Rows from a dataset:
========

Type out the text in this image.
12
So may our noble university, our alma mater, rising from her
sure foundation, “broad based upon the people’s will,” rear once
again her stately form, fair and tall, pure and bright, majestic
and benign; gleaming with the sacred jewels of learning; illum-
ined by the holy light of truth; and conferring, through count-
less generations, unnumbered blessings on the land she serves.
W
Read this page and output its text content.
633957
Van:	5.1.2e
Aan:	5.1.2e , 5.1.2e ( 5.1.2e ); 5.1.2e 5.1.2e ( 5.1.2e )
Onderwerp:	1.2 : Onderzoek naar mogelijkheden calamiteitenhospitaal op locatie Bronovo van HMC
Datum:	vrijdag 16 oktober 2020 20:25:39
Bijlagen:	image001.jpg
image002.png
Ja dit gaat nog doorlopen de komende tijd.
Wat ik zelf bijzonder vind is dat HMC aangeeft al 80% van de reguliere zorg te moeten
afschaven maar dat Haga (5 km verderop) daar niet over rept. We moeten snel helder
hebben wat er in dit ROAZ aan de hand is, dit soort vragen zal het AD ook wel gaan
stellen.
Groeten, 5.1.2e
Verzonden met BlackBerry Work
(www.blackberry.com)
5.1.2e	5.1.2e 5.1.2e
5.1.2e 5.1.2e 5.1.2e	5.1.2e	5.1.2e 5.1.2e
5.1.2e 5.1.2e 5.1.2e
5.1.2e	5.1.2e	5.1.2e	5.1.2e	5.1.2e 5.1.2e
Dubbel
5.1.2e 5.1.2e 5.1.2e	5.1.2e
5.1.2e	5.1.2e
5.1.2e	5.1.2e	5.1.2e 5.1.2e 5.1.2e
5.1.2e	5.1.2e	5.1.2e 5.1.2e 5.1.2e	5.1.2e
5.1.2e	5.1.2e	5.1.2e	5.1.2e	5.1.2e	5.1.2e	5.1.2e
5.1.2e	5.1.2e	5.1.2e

========

Using the listing above, pick out each line that contains the word "text", then copy it.

Type out the text in this image.
Read this page and output its text content.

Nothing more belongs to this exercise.